* **Task details**
Each line of the material below that holds the word "color" needs to be copied.

* **Information**
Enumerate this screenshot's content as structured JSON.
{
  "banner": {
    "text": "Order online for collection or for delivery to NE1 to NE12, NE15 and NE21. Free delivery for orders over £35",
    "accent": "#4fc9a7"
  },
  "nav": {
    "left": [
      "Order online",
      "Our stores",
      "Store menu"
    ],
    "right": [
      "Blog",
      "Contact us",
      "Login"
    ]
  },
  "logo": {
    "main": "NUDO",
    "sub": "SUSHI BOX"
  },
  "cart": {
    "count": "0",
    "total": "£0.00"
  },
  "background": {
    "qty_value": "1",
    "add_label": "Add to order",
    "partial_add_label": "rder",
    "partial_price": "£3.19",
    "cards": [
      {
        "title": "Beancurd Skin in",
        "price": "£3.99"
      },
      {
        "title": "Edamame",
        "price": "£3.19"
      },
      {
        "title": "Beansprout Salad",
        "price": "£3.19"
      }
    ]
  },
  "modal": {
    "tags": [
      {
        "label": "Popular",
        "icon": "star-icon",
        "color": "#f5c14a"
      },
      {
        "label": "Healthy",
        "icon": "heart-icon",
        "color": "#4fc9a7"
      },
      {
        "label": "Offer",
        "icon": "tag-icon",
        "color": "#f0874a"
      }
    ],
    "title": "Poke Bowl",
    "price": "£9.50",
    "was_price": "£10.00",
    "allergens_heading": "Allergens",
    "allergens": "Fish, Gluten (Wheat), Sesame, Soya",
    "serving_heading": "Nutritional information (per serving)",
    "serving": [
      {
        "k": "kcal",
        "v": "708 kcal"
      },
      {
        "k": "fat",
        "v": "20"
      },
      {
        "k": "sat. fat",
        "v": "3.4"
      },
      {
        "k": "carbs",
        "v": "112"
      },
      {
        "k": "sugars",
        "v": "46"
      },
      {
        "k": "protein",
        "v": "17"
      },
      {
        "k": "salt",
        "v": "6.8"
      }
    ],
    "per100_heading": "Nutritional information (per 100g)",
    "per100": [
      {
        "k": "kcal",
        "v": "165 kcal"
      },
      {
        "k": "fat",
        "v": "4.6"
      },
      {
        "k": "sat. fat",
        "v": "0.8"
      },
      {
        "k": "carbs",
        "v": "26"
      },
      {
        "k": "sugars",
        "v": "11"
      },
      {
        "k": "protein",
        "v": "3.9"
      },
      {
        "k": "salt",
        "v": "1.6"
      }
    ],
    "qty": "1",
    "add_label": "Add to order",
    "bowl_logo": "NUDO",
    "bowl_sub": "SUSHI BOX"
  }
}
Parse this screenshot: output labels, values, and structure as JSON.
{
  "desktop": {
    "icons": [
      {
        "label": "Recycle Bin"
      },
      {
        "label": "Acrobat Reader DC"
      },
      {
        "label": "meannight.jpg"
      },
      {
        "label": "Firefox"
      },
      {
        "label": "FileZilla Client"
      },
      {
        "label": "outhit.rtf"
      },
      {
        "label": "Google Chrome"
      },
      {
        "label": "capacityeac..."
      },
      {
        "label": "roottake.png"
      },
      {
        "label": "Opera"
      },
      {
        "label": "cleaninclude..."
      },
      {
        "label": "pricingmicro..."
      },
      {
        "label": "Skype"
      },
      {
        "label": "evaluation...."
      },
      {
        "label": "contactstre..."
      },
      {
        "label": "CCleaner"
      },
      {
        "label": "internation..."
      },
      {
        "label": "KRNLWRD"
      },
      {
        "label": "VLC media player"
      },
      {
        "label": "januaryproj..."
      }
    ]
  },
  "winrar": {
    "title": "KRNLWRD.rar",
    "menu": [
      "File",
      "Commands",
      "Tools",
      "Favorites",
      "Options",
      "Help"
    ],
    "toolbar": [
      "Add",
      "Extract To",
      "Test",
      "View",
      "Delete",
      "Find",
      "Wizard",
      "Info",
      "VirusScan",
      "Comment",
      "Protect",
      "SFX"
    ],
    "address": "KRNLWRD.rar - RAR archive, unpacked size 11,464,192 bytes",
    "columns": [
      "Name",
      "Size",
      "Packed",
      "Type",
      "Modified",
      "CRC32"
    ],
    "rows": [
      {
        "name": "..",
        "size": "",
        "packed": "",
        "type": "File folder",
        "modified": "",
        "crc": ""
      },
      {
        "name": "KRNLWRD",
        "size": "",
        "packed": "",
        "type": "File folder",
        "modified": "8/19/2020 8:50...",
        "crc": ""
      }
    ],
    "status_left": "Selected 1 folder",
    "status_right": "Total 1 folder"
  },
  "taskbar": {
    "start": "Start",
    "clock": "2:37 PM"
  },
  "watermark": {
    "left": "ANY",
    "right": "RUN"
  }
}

* **Answer to the problem**
        "color": "#f5c14a"
        "color": "#4fc9a7"
        "color": "#f0874a"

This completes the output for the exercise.